#### Listed records ####

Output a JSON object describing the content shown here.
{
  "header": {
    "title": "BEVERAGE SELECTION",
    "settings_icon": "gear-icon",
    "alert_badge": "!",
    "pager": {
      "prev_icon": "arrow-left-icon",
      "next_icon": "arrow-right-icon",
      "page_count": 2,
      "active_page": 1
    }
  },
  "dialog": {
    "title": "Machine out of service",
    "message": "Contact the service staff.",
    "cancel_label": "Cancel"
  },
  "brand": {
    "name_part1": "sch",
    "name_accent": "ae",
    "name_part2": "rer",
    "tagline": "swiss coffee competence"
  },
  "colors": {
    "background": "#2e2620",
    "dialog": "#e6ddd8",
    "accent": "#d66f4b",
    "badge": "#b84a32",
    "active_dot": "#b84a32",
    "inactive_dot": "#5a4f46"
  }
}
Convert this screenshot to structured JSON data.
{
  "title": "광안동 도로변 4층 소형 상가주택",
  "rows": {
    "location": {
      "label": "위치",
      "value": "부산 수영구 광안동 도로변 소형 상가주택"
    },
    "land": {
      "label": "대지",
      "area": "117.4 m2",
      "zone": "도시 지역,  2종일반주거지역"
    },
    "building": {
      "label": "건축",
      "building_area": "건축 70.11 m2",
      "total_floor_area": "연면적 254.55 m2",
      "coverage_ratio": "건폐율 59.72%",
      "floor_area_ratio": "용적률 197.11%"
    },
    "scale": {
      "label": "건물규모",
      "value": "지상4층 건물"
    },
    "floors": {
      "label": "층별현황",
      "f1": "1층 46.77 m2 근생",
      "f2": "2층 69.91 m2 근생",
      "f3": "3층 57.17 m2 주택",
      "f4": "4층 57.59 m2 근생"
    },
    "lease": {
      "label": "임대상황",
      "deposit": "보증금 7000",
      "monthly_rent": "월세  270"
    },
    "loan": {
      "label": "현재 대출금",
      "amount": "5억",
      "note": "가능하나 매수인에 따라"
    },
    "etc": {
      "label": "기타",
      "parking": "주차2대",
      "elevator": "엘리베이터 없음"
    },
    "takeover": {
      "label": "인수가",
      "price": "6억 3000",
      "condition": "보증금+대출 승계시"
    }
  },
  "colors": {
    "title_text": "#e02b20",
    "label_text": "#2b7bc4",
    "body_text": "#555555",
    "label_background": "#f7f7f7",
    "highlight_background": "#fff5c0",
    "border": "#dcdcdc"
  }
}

####

## Required work
Give all the entries again exactly; leave none out.

## Written answer
Output a JSON object describing the content shown here.
{
  "header": {
    "title": "BEVERAGE SELECTION",
    "settings_icon": "gear-icon",
    "alert_badge": "!",
    "pager": {
      "prev_icon": "arrow-left-icon",
      "next_icon": "arrow-right-icon",
      "page_count": 2,
      "active_page": 1
    }
  },
  "dialog": {
    "title": "Machine out of service",
    "message": "Contact the service staff.",
    "cancel_label": "Cancel"
  },
  "brand": {
    "name_part1": "sch",
    "name_accent": "ae",
    "name_part2": "rer",
    "tagline": "swiss coffee competence"
  },
  "colors": {
    "background": "#2e2620",
    "dialog": "#e6ddd8",
    "accent": "#d66f4b",
    "badge": "#b84a32",
    "active_dot": "#b84a32",
    "inactive_dot": "#5a4f46"
  }
}
Convert this screenshot to structured JSON data.
{
  "title": "광안동 도로변 4층 소형 상가주택",
  "rows": {
    "location": {
      "label": "위치",
      "value": "부산 수영구 광안동 도로변 소형 상가주택"
    },
    "land": {
      "label": "대지",
      "area": "117.4 m2",
      "zone": "도시 지역,  2종일반주거지역"
    },
    "building": {
      "label": "건축",
      "building_area": "건축 70.11 m2",
      "total_floor_area": "연면적 254.55 m2",
      "coverage_ratio": "건폐율 59.72%",
      "floor_area_ratio": "용적률 197.11%"
    },
    "scale": {
      "label": "건물규모",
      "value": "지상4층 건물"
    },
    "floors": {
      "label": "층별현황",
      "f1": "1층 46.77 m2 근생",
      "f2": "2층 69.91 m2 근생",
      "f3": "3층 57.17 m2 주택",
      "f4": "4층 57.59 m2 근생"
    },
    "lease": {
      "label": "임대상황",
      "deposit": "보증금 7000",
      "monthly_rent": "월세  270"
    },
    "loan": {
      "label": "현재 대출금",
      "amount": "5억",
      "note": "가능하나 매수인에 따라"
    },
    "etc": {
      "label": "기타",
      "parking": "주차2대",
      "elevator": "엘리베이터 없음"
    },
    "takeover": {
      "label": "인수가",
      "price": "6억 3000",
      "condition": "보증금+대출 승계시"
    }
  },
  "colors": {
    "title_text": "#e02b20",
    "label_text": "#2b7bc4",
    "body_text": "#555555",
    "label_background": "#f7f7f7",
    "highlight_background": "#fff5c0",
    "border": "#dcdcdc"
  }
}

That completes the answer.